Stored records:

################

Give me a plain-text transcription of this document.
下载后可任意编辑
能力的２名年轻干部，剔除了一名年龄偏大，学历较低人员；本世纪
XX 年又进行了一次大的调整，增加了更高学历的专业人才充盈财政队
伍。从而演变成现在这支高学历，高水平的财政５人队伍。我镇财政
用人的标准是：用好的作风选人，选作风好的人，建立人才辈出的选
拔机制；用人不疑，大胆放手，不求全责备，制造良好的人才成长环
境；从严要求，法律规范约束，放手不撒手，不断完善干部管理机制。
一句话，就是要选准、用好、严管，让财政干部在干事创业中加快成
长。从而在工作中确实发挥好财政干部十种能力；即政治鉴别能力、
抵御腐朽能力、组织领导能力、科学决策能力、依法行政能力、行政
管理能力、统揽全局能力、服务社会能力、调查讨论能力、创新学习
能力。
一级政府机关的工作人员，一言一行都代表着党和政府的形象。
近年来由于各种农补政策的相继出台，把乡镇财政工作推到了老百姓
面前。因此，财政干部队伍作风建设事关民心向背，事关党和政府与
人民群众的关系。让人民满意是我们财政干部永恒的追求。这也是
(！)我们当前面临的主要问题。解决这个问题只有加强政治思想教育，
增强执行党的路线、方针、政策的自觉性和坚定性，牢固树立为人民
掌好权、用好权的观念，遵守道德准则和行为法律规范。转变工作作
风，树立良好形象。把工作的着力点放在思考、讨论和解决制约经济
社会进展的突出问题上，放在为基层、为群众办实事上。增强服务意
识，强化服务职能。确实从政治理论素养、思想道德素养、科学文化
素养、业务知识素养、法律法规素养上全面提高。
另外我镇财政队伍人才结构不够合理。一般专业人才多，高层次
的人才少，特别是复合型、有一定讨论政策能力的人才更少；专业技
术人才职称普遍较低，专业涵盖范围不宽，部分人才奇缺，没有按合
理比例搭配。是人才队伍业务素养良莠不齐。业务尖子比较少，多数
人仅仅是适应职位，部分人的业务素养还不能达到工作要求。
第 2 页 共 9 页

################

*STATED EXERCISE*. Write out every entry exactly as given.

*OUTPUT FOR THIS EXERCISE*.
Give me a plain-text transcription of this document.
下载后可任意编辑
能力的２名年轻干部，剔除了一名年龄偏大，学历较低人员；本世纪
XX 年又进行了一次大的调整，增加了更高学历的专业人才充盈财政队
伍。从而演变成现在这支高学历，高水平的财政５人队伍。我镇财政
用人的标准是：用好的作风选人，选作风好的人，建立人才辈出的选
拔机制；用人不疑，大胆放手，不求全责备，制造良好的人才成长环
境；从严要求，法律规范约束，放手不撒手，不断完善干部管理机制。
一句话，就是要选准、用好、严管，让财政干部在干事创业中加快成
长。从而在工作中确实发挥好财政干部十种能力；即政治鉴别能力、
抵御腐朽能力、组织领导能力、科学决策能力、依法行政能力、行政
管理能力、统揽全局能力、服务社会能力、调查讨论能力、创新学习
能力。
一级政府机关的工作人员，一言一行都代表着党和政府的形象。
近年来由于各种农补政策的相继出台，把乡镇财政工作推到了老百姓
面前。因此，财政干部队伍作风建设事关民心向背，事关党和政府与
人民群众的关系。让人民满意是我们财政干部永恒的追求。这也是
(！)我们当前面临的主要问题。解决这个问题只有加强政治思想教育，
增强执行党的路线、方针、政策的自觉性和坚定性，牢固树立为人民
掌好权、用好权的观念，遵守道德准则和行为法律规范。转变工作作
风，树立良好形象。把工作的着力点放在思考、讨论和解决制约经济
社会进展的突出问题上，放在为基层、为群众办实事上。增强服务意
识，强化服务职能。确实从政治理论素养、思想道德素养、科学文化
素养、业务知识素养、法律法规素养上全面提高。
另外我镇财政队伍人才结构不够合理。一般专业人才多，高层次
的人才少，特别是复合型、有一定讨论政策能力的人才更少；专业技
术人才职称普遍较低，专业涵盖范围不宽，部分人才奇缺，没有按合
理比例搭配。是人才队伍业务素养良莠不齐。业务尖子比较少，多数
人仅仅是适应职位，部分人的业务素养还不能达到工作要求。
第 2 页 共 9 页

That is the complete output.